Copy each of the following records word for word, keeping every line as it appears.
[BEGIN SUPPLIED RECORDS]
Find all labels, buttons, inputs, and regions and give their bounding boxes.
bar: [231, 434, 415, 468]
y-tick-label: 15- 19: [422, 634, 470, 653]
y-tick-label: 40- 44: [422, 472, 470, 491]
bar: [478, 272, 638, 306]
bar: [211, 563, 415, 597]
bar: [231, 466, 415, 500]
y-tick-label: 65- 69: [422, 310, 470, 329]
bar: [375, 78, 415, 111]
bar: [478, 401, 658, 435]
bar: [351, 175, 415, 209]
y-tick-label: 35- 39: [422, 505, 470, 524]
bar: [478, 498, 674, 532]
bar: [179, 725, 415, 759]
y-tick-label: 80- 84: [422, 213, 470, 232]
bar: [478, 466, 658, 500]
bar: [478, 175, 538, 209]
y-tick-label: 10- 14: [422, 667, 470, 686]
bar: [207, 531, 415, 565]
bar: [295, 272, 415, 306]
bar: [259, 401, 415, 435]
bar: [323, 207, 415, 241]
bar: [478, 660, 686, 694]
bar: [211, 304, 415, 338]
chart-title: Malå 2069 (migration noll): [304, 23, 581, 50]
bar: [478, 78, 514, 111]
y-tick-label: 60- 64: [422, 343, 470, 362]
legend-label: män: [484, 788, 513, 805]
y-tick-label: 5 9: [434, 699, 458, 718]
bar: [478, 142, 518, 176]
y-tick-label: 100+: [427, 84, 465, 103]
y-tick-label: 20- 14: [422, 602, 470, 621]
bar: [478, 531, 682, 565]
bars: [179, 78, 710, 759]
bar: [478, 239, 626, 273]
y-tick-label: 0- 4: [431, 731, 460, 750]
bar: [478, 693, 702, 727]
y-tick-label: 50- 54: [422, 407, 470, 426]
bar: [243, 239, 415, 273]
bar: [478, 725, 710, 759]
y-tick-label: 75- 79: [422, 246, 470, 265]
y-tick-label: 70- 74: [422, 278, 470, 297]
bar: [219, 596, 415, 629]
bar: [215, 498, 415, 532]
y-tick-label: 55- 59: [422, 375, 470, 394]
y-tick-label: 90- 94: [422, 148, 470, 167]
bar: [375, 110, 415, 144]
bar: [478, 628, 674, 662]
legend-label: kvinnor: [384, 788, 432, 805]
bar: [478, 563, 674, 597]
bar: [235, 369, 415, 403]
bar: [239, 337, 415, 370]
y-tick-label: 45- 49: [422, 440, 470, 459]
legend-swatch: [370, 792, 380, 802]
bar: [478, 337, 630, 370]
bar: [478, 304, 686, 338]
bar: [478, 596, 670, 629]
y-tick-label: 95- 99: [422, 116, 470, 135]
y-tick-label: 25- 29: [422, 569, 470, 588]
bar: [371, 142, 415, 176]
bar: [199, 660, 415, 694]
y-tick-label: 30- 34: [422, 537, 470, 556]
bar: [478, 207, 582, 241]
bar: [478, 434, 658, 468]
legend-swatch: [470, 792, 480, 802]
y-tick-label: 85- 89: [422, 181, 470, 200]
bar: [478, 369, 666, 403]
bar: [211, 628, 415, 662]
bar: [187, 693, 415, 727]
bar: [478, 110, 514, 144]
[END SUPPLIED RECORDS]
- OUTPUT FOR THIS EXERCISE
Find all labels, buttons, inputs, and regions and give their bounding boxes.
bar: [231, 434, 415, 468]
y-tick-label: 15- 19: [422, 634, 470, 653]
y-tick-label: 40- 44: [422, 472, 470, 491]
bar: [478, 272, 638, 306]
bar: [211, 563, 415, 597]
bar: [231, 466, 415, 500]
y-tick-label: 65- 69: [422, 310, 470, 329]
bar: [375, 78, 415, 111]
bar: [478, 401, 658, 435]
bar: [351, 175, 415, 209]
y-tick-label: 35- 39: [422, 505, 470, 524]
bar: [478, 498, 674, 532]
bar: [179, 725, 415, 759]
y-tick-label: 80- 84: [422, 213, 470, 232]
bar: [478, 466, 658, 500]
bar: [478, 175, 538, 209]
y-tick-label: 10- 14: [422, 667, 470, 686]
bar: [207, 531, 415, 565]
bar: [295, 272, 415, 306]
bar: [259, 401, 415, 435]
bar: [323, 207, 415, 241]
bar: [478, 660, 686, 694]
bar: [211, 304, 415, 338]
chart-title: Malå 2069 (migration noll): [304, 23, 581, 50]
bar: [478, 78, 514, 111]
y-tick-label: 60- 64: [422, 343, 470, 362]
legend-label: män: [484, 788, 513, 805]
y-tick-label: 5 9: [434, 699, 458, 718]
bar: [478, 142, 518, 176]
y-tick-label: 100+: [427, 84, 465, 103]
y-tick-label: 20- 14: [422, 602, 470, 621]
bar: [478, 531, 682, 565]
bars: [179, 78, 710, 759]
bar: [478, 239, 626, 273]
y-tick-label: 0- 4: [431, 731, 460, 750]
bar: [478, 693, 702, 727]
y-tick-label: 50- 54: [422, 407, 470, 426]
bar: [243, 239, 415, 273]
bar: [478, 725, 710, 759]
y-tick-label: 75- 79: [422, 246, 470, 265]
y-tick-label: 70- 74: [422, 278, 470, 297]
bar: [219, 596, 415, 629]
bar: [215, 498, 415, 532]
y-tick-label: 55- 59: [422, 375, 470, 394]
y-tick-label: 90- 94: [422, 148, 470, 167]
bar: [375, 110, 415, 144]
bar: [478, 628, 674, 662]
legend-label: kvinnor: [384, 788, 432, 805]
bar: [478, 563, 674, 597]
bar: [235, 369, 415, 403]
bar: [239, 337, 415, 370]
y-tick-label: 45- 49: [422, 440, 470, 459]
legend-swatch: [370, 792, 380, 802]
bar: [478, 337, 630, 370]
bar: [478, 304, 686, 338]
bar: [478, 596, 670, 629]
y-tick-label: 95- 99: [422, 116, 470, 135]
y-tick-label: 25- 29: [422, 569, 470, 588]
bar: [371, 142, 415, 176]
bar: [199, 660, 415, 694]
y-tick-label: 30- 34: [422, 537, 470, 556]
bar: [478, 207, 582, 241]
bar: [478, 434, 658, 468]
legend-swatch: [470, 792, 480, 802]
y-tick-label: 85- 89: [422, 181, 470, 200]
bar: [478, 369, 666, 403]
bar: [211, 628, 415, 662]
bar: [187, 693, 415, 727]
bar: [478, 110, 514, 144]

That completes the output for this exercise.